__OBJECTIVE__:
Copy every entry word for word, but skip the pictures.
────────────────────────────────────────
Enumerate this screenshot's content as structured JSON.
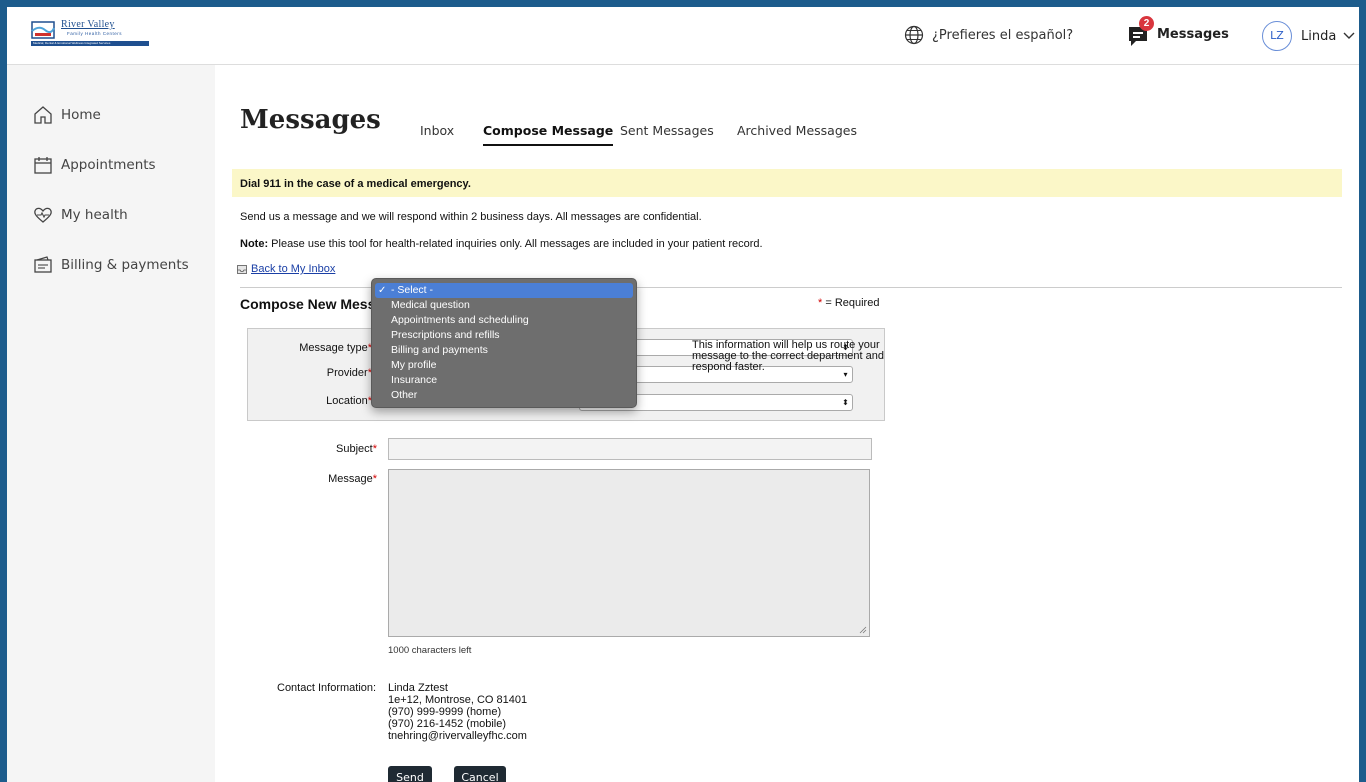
{
  "header": {
    "brand_name": "River Valley",
    "brand_tagline": "Family Health Centers",
    "brand_strip": "Medical, Dental & Emotional Wellness Integrated Services",
    "language_link": "¿Prefieres el español?",
    "messages_label": "Messages",
    "messages_badge": "2",
    "user_initials": "LZ",
    "user_name": "Linda"
  },
  "sidebar": {
    "items": [
      {
        "label": "Home",
        "icon": "home-icon"
      },
      {
        "label": "Appointments",
        "icon": "calendar-icon"
      },
      {
        "label": "My health",
        "icon": "heart-pulse-icon"
      },
      {
        "label": "Billing & payments",
        "icon": "wallet-icon"
      }
    ]
  },
  "page": {
    "title": "Messages",
    "tabs": [
      "Inbox",
      "Compose Message",
      "Sent Messages",
      "Archived Messages"
    ],
    "active_tab": "Compose Message",
    "alert": "Dial 911 in the case of a medical emergency.",
    "intro": "Send us a message and we will respond within 2 business days. All messages are confidential.",
    "note_label": "Note:",
    "note_text": " Please use this tool for health-related inquiries only. All messages are included in your patient record.",
    "back_link": "Back to My Inbox"
  },
  "form": {
    "section_title": "Compose New Message",
    "required_star": "*",
    "required_note": " = Required",
    "message_type_label": "Message type",
    "provider_label": "Provider",
    "location_label": "Location",
    "routing_info": "This information will help us route your message to the correct department and respond faster.",
    "subject_label": "Subject",
    "message_label": "Message",
    "chars_left": "1000 characters left",
    "contact_label": "Contact Information:",
    "contact_lines": [
      "Linda Zztest",
      "1e+12, Montrose, CO 81401",
      "(970) 999-9999 (home)",
      "(970) 216-1452 (mobile)",
      "tnehring@rivervalleyfhc.com"
    ],
    "send_label": "Send",
    "cancel_label": "Cancel"
  },
  "dropdown": {
    "options": [
      "- Select -",
      "Medical question",
      "Appointments and scheduling",
      "Prescriptions and refills",
      "Billing and payments",
      "My profile",
      "Insurance",
      "Other"
    ],
    "selected": "- Select -",
    "check_glyph": "✓"
  },
  "colors": {
    "frame": "#1d5c8c",
    "alert_bg": "#fbf7c8",
    "badge": "#d9363e",
    "dropdown_bg": "#6e6e6e",
    "dropdown_selected": "#4b7fd6",
    "button_bg": "#1f2a33"
  }
}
────────────────────────────────────────
__CORRECT RESULT__:
Enumerate this screenshot's content as structured JSON.
{
  "header": {
    "brand_name": "River Valley",
    "brand_tagline": "Family Health Centers",
    "brand_strip": "Medical, Dental & Emotional Wellness Integrated Services",
    "language_link": "¿Prefieres el español?",
    "messages_label": "Messages",
    "messages_badge": "2",
    "user_initials": "LZ",
    "user_name": "Linda"
  },
  "sidebar": {
    "items": [
      {
        "label": "Home",
        "icon": "home-icon"
      },
      {
        "label": "Appointments",
        "icon": "calendar-icon"
      },
      {
        "label": "My health",
        "icon": "heart-pulse-icon"
      },
      {
        "label": "Billing & payments",
        "icon": "wallet-icon"
      }
    ]
  },
  "page": {
    "title": "Messages",
    "tabs": [
      "Inbox",
      "Compose Message",
      "Sent Messages",
      "Archived Messages"
    ],
    "active_tab": "Compose Message",
    "alert": "Dial 911 in the case of a medical emergency.",
    "intro": "Send us a message and we will respond within 2 business days. All messages are confidential.",
    "note_label": "Note:",
    "note_text": " Please use this tool for health-related inquiries only. All messages are included in your patient record.",
    "back_link": "Back to My Inbox"
  },
  "form": {
    "section_title": "Compose New Message",
    "required_star": "*",
    "required_note": " = Required",
    "message_type_label": "Message type",
    "provider_label": "Provider",
    "location_label": "Location",
    "routing_info": "This information will help us route your message to the correct department and respond faster.",
    "subject_label": "Subject",
    "message_label": "Message",
    "chars_left": "1000 characters left",
    "contact_label": "Contact Information:",
    "contact_lines": [
      "Linda Zztest",
      "1e+12, Montrose, CO 81401",
      "(970) 999-9999 (home)",
      "(970) 216-1452 (mobile)",
      "tnehring@rivervalleyfhc.com"
    ],
    "send_label": "Send",
    "cancel_label": "Cancel"
  },
  "dropdown": {
    "options": [
      "- Select -",
      "Medical question",
      "Appointments and scheduling",
      "Prescriptions and refills",
      "Billing and payments",
      "My profile",
      "Insurance",
      "Other"
    ],
    "selected": "- Select -",
    "check_glyph": "✓"
  },
  "colors": {
    "frame": "#1d5c8c",
    "alert_bg": "#fbf7c8",
    "badge": "#d9363e",
    "dropdown_bg": "#6e6e6e",
    "dropdown_selected": "#4b7fd6",
    "button_bg": "#1f2a33"
  }
}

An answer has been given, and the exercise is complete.